───── Source records

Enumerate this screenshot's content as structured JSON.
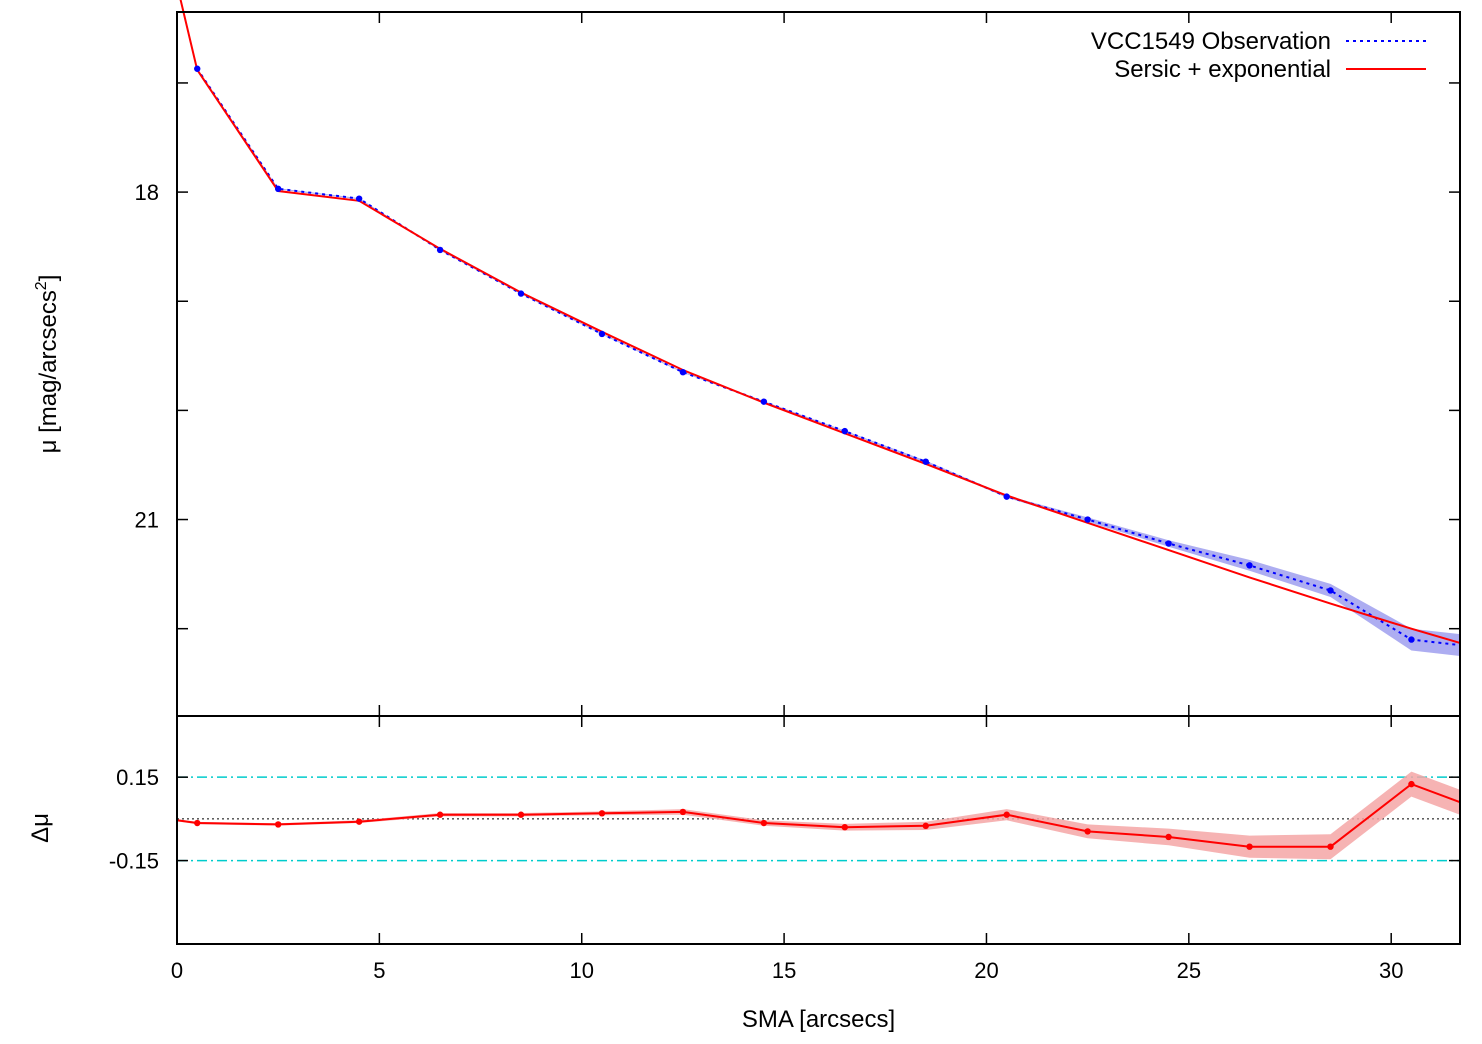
{
  "chart_data": [
    {
      "type": "line",
      "panel": "profile",
      "ylabel": "μ [mag/arcsecs",
      "ylabel_sup": "2",
      "xlim": [
        0,
        31.7
      ],
      "ylim": [
        16.35,
        22.8
      ],
      "y_inverted": true,
      "yticks": [
        18,
        21
      ],
      "yticks_labels": [
        "18",
        "21"
      ],
      "yticks_minor": [
        17,
        19,
        20,
        22
      ],
      "legend_position": "top-right",
      "series": [
        {
          "name": "VCC1549 Observation",
          "style": "dotted-with-points",
          "color": "#0000ff",
          "band_color": "#9999ee",
          "x": [
            0.5,
            2.5,
            4.5,
            6.5,
            8.5,
            10.5,
            12.5,
            14.5,
            16.5,
            18.5,
            20.5,
            22.5,
            24.5,
            26.5,
            28.5,
            30.5,
            31.7
          ],
          "values": [
            16.87,
            17.97,
            18.06,
            18.53,
            18.93,
            19.3,
            19.65,
            19.92,
            20.19,
            20.47,
            20.79,
            21.0,
            21.22,
            21.42,
            21.65,
            22.1,
            22.15
          ],
          "band_half_width": [
            0.005,
            0.005,
            0.005,
            0.005,
            0.005,
            0.005,
            0.005,
            0.005,
            0.005,
            0.01,
            0.01,
            0.02,
            0.03,
            0.05,
            0.06,
            0.1,
            0.1
          ]
        },
        {
          "name": "Sersic + exponential",
          "style": "solid",
          "color": "#ff0000",
          "x": [
            0.0,
            0.5,
            2.5,
            4.5,
            6.5,
            8.5,
            10.5,
            12.5,
            14.5,
            16.5,
            18.5,
            20.5,
            22.5,
            24.5,
            26.5,
            28.5,
            30.5,
            31.7
          ],
          "values": [
            16.1,
            16.88,
            17.99,
            18.08,
            18.52,
            18.92,
            19.28,
            19.63,
            19.93,
            20.21,
            20.49,
            20.78,
            21.03,
            21.28,
            21.53,
            21.77,
            22.0,
            22.13
          ]
        }
      ]
    },
    {
      "type": "line",
      "panel": "residuals",
      "xlabel": "SMA [arcsecs]",
      "ylabel": "Δμ",
      "xlim": [
        0,
        31.7
      ],
      "ylim": [
        -0.45,
        0.37
      ],
      "xticks": [
        0,
        5,
        10,
        15,
        20,
        25,
        30
      ],
      "xticks_labels": [
        "0",
        "5",
        "10",
        "15",
        "20",
        "25",
        "30"
      ],
      "yticks": [
        0.15,
        -0.15
      ],
      "yticks_labels": [
        "0.15",
        "-0.15"
      ],
      "reference_lines": [
        {
          "y": 0.15,
          "style": "dash-dot",
          "color": "#00cccc"
        },
        {
          "y": -0.15,
          "style": "dash-dot",
          "color": "#00cccc"
        },
        {
          "y": 0.0,
          "style": "dotted",
          "color": "#000000"
        }
      ],
      "series": [
        {
          "style": "solid-with-points",
          "color": "#ff0000",
          "band_color": "#f4a6a6",
          "x": [
            0.0,
            0.5,
            2.5,
            4.5,
            6.5,
            8.5,
            10.5,
            12.5,
            14.5,
            16.5,
            18.5,
            20.5,
            22.5,
            24.5,
            26.5,
            28.5,
            30.5,
            31.7
          ],
          "values": [
            -0.005,
            -0.015,
            -0.02,
            -0.01,
            0.015,
            0.015,
            0.02,
            0.025,
            -0.015,
            -0.03,
            -0.025,
            0.015,
            -0.045,
            -0.065,
            -0.1,
            -0.1,
            0.125,
            0.06
          ],
          "band_half_width": [
            0.004,
            0.004,
            0.004,
            0.005,
            0.006,
            0.006,
            0.007,
            0.01,
            0.01,
            0.012,
            0.015,
            0.02,
            0.025,
            0.03,
            0.04,
            0.045,
            0.045,
            0.045
          ]
        }
      ]
    }
  ]
}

──────────

— Challenge —
Repeat each entry precisely as it appears. Leave the pictures out.

— Task output —
Enumerate this screenshot's content as structured JSON.
{
  "chart_data": [
    {
      "type": "line",
      "panel": "profile",
      "ylabel": "μ [mag/arcsecs",
      "ylabel_sup": "2",
      "xlim": [
        0,
        31.7
      ],
      "ylim": [
        16.35,
        22.8
      ],
      "y_inverted": true,
      "yticks": [
        18,
        21
      ],
      "yticks_labels": [
        "18",
        "21"
      ],
      "yticks_minor": [
        17,
        19,
        20,
        22
      ],
      "legend_position": "top-right",
      "series": [
        {
          "name": "VCC1549 Observation",
          "style": "dotted-with-points",
          "color": "#0000ff",
          "band_color": "#9999ee",
          "x": [
            0.5,
            2.5,
            4.5,
            6.5,
            8.5,
            10.5,
            12.5,
            14.5,
            16.5,
            18.5,
            20.5,
            22.5,
            24.5,
            26.5,
            28.5,
            30.5,
            31.7
          ],
          "values": [
            16.87,
            17.97,
            18.06,
            18.53,
            18.93,
            19.3,
            19.65,
            19.92,
            20.19,
            20.47,
            20.79,
            21.0,
            21.22,
            21.42,
            21.65,
            22.1,
            22.15
          ],
          "band_half_width": [
            0.005,
            0.005,
            0.005,
            0.005,
            0.005,
            0.005,
            0.005,
            0.005,
            0.005,
            0.01,
            0.01,
            0.02,
            0.03,
            0.05,
            0.06,
            0.1,
            0.1
          ]
        },
        {
          "name": "Sersic + exponential",
          "style": "solid",
          "color": "#ff0000",
          "x": [
            0.0,
            0.5,
            2.5,
            4.5,
            6.5,
            8.5,
            10.5,
            12.5,
            14.5,
            16.5,
            18.5,
            20.5,
            22.5,
            24.5,
            26.5,
            28.5,
            30.5,
            31.7
          ],
          "values": [
            16.1,
            16.88,
            17.99,
            18.08,
            18.52,
            18.92,
            19.28,
            19.63,
            19.93,
            20.21,
            20.49,
            20.78,
            21.03,
            21.28,
            21.53,
            21.77,
            22.0,
            22.13
          ]
        }
      ]
    },
    {
      "type": "line",
      "panel": "residuals",
      "xlabel": "SMA [arcsecs]",
      "ylabel": "Δμ",
      "xlim": [
        0,
        31.7
      ],
      "ylim": [
        -0.45,
        0.37
      ],
      "xticks": [
        0,
        5,
        10,
        15,
        20,
        25,
        30
      ],
      "xticks_labels": [
        "0",
        "5",
        "10",
        "15",
        "20",
        "25",
        "30"
      ],
      "yticks": [
        0.15,
        -0.15
      ],
      "yticks_labels": [
        "0.15",
        "-0.15"
      ],
      "reference_lines": [
        {
          "y": 0.15,
          "style": "dash-dot",
          "color": "#00cccc"
        },
        {
          "y": -0.15,
          "style": "dash-dot",
          "color": "#00cccc"
        },
        {
          "y": 0.0,
          "style": "dotted",
          "color": "#000000"
        }
      ],
      "series": [
        {
          "style": "solid-with-points",
          "color": "#ff0000",
          "band_color": "#f4a6a6",
          "x": [
            0.0,
            0.5,
            2.5,
            4.5,
            6.5,
            8.5,
            10.5,
            12.5,
            14.5,
            16.5,
            18.5,
            20.5,
            22.5,
            24.5,
            26.5,
            28.5,
            30.5,
            31.7
          ],
          "values": [
            -0.005,
            -0.015,
            -0.02,
            -0.01,
            0.015,
            0.015,
            0.02,
            0.025,
            -0.015,
            -0.03,
            -0.025,
            0.015,
            -0.045,
            -0.065,
            -0.1,
            -0.1,
            0.125,
            0.06
          ],
          "band_half_width": [
            0.004,
            0.004,
            0.004,
            0.005,
            0.006,
            0.006,
            0.007,
            0.01,
            0.01,
            0.012,
            0.015,
            0.02,
            0.025,
            0.03,
            0.04,
            0.045,
            0.045,
            0.045
          ]
        }
      ]
    }
  ]
}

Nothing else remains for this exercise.